Task directions:
Return all of the lines below exactly as they are.
___ Extracted material ___
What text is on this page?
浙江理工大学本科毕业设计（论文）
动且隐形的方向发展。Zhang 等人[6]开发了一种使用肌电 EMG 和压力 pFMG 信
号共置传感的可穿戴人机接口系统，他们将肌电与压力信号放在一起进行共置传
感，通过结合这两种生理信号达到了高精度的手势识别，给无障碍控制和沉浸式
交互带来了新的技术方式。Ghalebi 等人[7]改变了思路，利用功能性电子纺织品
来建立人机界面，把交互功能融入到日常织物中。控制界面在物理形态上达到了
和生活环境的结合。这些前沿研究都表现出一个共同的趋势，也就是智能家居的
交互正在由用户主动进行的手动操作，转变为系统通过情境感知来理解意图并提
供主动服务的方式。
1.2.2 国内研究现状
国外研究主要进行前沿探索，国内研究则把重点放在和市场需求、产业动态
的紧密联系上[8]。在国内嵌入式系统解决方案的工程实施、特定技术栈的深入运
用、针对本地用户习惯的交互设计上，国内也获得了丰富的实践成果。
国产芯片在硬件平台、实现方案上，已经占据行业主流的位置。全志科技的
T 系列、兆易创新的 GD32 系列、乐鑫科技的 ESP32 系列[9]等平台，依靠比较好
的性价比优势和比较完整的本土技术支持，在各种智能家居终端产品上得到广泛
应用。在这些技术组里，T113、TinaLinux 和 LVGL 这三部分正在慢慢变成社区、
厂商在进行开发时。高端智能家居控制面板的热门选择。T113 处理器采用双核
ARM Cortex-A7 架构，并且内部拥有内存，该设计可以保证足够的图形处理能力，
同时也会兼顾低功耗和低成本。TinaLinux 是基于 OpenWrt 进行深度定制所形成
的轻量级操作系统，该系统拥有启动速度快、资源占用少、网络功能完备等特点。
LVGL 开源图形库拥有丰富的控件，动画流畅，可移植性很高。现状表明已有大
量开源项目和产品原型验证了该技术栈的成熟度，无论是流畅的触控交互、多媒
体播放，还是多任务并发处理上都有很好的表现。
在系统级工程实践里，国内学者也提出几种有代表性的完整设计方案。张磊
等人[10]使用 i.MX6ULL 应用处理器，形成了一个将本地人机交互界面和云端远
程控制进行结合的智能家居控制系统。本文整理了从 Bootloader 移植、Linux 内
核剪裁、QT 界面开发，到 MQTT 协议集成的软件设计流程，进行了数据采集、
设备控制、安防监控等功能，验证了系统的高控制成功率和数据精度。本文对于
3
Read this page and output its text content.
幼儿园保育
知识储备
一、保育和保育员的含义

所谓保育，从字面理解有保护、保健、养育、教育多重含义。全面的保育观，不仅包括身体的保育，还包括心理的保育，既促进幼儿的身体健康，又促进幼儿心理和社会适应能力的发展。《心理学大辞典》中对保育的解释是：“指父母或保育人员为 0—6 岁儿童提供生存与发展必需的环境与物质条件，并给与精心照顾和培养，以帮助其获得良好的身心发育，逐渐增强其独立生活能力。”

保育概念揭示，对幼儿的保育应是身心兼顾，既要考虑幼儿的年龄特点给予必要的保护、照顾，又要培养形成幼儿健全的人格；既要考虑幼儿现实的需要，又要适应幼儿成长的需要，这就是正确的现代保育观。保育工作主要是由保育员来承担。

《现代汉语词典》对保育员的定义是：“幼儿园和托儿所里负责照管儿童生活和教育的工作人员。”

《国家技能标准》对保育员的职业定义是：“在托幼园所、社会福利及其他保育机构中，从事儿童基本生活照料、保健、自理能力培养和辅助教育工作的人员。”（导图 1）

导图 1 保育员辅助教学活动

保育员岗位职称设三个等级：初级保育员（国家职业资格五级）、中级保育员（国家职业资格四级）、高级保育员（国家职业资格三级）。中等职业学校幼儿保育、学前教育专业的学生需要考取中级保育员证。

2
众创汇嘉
___
Answer to this exercise:
What text is on this page?
浙江理工大学本科毕业设计（论文）
动且隐形的方向发展。Zhang 等人[6]开发了一种使用肌电 EMG 和压力 pFMG 信
号共置传感的可穿戴人机接口系统，他们将肌电与压力信号放在一起进行共置传
感，通过结合这两种生理信号达到了高精度的手势识别，给无障碍控制和沉浸式
交互带来了新的技术方式。Ghalebi 等人[7]改变了思路，利用功能性电子纺织品
来建立人机界面，把交互功能融入到日常织物中。控制界面在物理形态上达到了
和生活环境的结合。这些前沿研究都表现出一个共同的趋势，也就是智能家居的
交互正在由用户主动进行的手动操作，转变为系统通过情境感知来理解意图并提
供主动服务的方式。
1.2.2 国内研究现状
国外研究主要进行前沿探索，国内研究则把重点放在和市场需求、产业动态
的紧密联系上[8]。在国内嵌入式系统解决方案的工程实施、特定技术栈的深入运
用、针对本地用户习惯的交互设计上，国内也获得了丰富的实践成果。
国产芯片在硬件平台、实现方案上，已经占据行业主流的位置。全志科技的
T 系列、兆易创新的 GD32 系列、乐鑫科技的 ESP32 系列[9]等平台，依靠比较好
的性价比优势和比较完整的本土技术支持，在各种智能家居终端产品上得到广泛
应用。在这些技术组里，T113、TinaLinux 和 LVGL 这三部分正在慢慢变成社区、
厂商在进行开发时。高端智能家居控制面板的热门选择。T113 处理器采用双核
ARM Cortex-A7 架构，并且内部拥有内存，该设计可以保证足够的图形处理能力，
同时也会兼顾低功耗和低成本。TinaLinux 是基于 OpenWrt 进行深度定制所形成
的轻量级操作系统，该系统拥有启动速度快、资源占用少、网络功能完备等特点。
LVGL 开源图形库拥有丰富的控件，动画流畅，可移植性很高。现状表明已有大
量开源项目和产品原型验证了该技术栈的成熟度，无论是流畅的触控交互、多媒
体播放，还是多任务并发处理上都有很好的表现。
在系统级工程实践里，国内学者也提出几种有代表性的完整设计方案。张磊
等人[10]使用 i.MX6ULL 应用处理器，形成了一个将本地人机交互界面和云端远
程控制进行结合的智能家居控制系统。本文整理了从 Bootloader 移植、Linux 内
核剪裁、QT 界面开发，到 MQTT 协议集成的软件设计流程，进行了数据采集、
设备控制、安防监控等功能，验证了系统的高控制成功率和数据精度。本文对于
3
Read this page and output its text content.
幼儿园保育
知识储备
一、保育和保育员的含义

所谓保育，从字面理解有保护、保健、养育、教育多重含义。全面的保育观，不仅包括身体的保育，还包括心理的保育，既促进幼儿的身体健康，又促进幼儿心理和社会适应能力的发展。《心理学大辞典》中对保育的解释是：“指父母或保育人员为 0—6 岁儿童提供生存与发展必需的环境与物质条件，并给与精心照顾和培养，以帮助其获得良好的身心发育，逐渐增强其独立生活能力。”

保育概念揭示，对幼儿的保育应是身心兼顾，既要考虑幼儿的年龄特点给予必要的保护、照顾，又要培养形成幼儿健全的人格；既要考虑幼儿现实的需要，又要适应幼儿成长的需要，这就是正确的现代保育观。保育工作主要是由保育员来承担。

《现代汉语词典》对保育员的定义是：“幼儿园和托儿所里负责照管儿童生活和教育的工作人员。”

《国家技能标准》对保育员的职业定义是：“在托幼园所、社会福利及其他保育机构中，从事儿童基本生活照料、保健、自理能力培养和辅助教育工作的人员。”（导图 1）

导图 1 保育员辅助教学活动

保育员岗位职称设三个等级：初级保育员（国家职业资格五级）、中级保育员（国家职业资格四级）、高级保育员（国家职业资格三级）。中等职业学校幼儿保育、学前教育专业的学生需要考取中级保育员证。

2
众创汇嘉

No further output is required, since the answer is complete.